WHAT IS ASKED:
Write out all the lines again, precisely as they stand, but without the images.

DATA FOR THE TASK:
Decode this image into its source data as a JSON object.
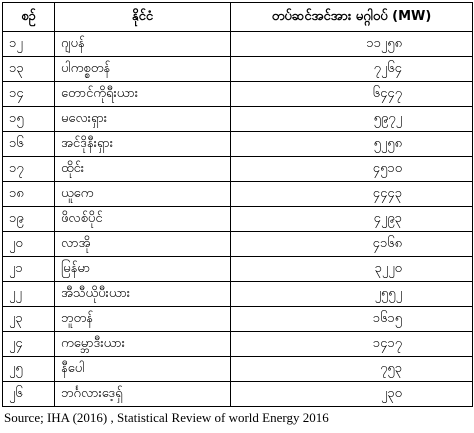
{
  "table": {
    "header": [
      "စဉ်",
      "နိုင်ငံ",
      "တပ်ဆင်အင်အား မဂ္ဂါဝပ် (MW)"
    ],
    "rows": [
      [
        "၁၂",
        "ဂျပန်",
        "၁၁၂၅၈"
      ],
      [
        "၁၃",
        "ပါကစ္စတန်",
        "၇၂၆၄"
      ],
      [
        "၁၄",
        "တောင်ကိုရီးယား",
        "၆၄၄၇"
      ],
      [
        "၁၅",
        "မလေးရှား",
        "၅၉၇၂"
      ],
      [
        "၁၆",
        "အင်ဒိုနီးရှား",
        "၅၂၅၈"
      ],
      [
        "၁၇",
        "ထိုင်း",
        "၄၅၁၀"
      ],
      [
        "၁၈",
        "ယူကေ",
        "၄၄၄၃"
      ],
      [
        "၁၉",
        "ဖိလစ်ပိုင်",
        "၄၂၉၃"
      ],
      [
        "၂၀",
        "လာအို",
        "၄၁၆၈"
      ],
      [
        "၂၁",
        "မြန်မာ",
        "၃၂၂၀"
      ],
      [
        "၂၂",
        "အီသီယိုပီးယား",
        "၂၅၅၂"
      ],
      [
        "၂၃",
        "ဘူတန်",
        "၁၆၁၅"
      ],
      [
        "၂၄",
        "ကမ္ဘောဒီးယား",
        "၁၄၁၇"
      ],
      [
        "၂၅",
        "နီပေါ",
        "၇၅၃"
      ],
      [
        "၂၆",
        "ဘင်္ဂလားဒေ့ရှ်",
        "၂၃၀"
      ]
    ]
  },
  "source": "Source; IHA (2016) , Statistical Review of world Energy 2016"
}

FINAL RESULT:
Decode this image into its source data as a JSON object.
{
  "table": {
    "header": [
      "စဉ်",
      "နိုင်ငံ",
      "တပ်ဆင်အင်အား မဂ္ဂါဝပ် (MW)"
    ],
    "rows": [
      [
        "၁၂",
        "ဂျပန်",
        "၁၁၂၅၈"
      ],
      [
        "၁၃",
        "ပါကစ္စတန်",
        "၇၂၆၄"
      ],
      [
        "၁၄",
        "တောင်ကိုရီးယား",
        "၆၄၄၇"
      ],
      [
        "၁၅",
        "မလေးရှား",
        "၅၉၇၂"
      ],
      [
        "၁၆",
        "အင်ဒိုနီးရှား",
        "၅၂၅၈"
      ],
      [
        "၁၇",
        "ထိုင်း",
        "၄၅၁၀"
      ],
      [
        "၁၈",
        "ယူကေ",
        "၄၄၄၃"
      ],
      [
        "၁၉",
        "ဖိလစ်ပိုင်",
        "၄၂၉၃"
      ],
      [
        "၂၀",
        "လာအို",
        "၄၁၆၈"
      ],
      [
        "၂၁",
        "မြန်မာ",
        "၃၂၂၀"
      ],
      [
        "၂၂",
        "အီသီယိုပီးယား",
        "၂၅၅၂"
      ],
      [
        "၂၃",
        "ဘူတန်",
        "၁၆၁၅"
      ],
      [
        "၂၄",
        "ကမ္ဘောဒီးယား",
        "၁၄၁၇"
      ],
      [
        "၂၅",
        "နီပေါ",
        "၇၅၃"
      ],
      [
        "၂၆",
        "ဘင်္ဂလားဒေ့ရှ်",
        "၂၃၀"
      ]
    ]
  },
  "source": "Source; IHA (2016) , Statistical Review of world Energy 2016"
}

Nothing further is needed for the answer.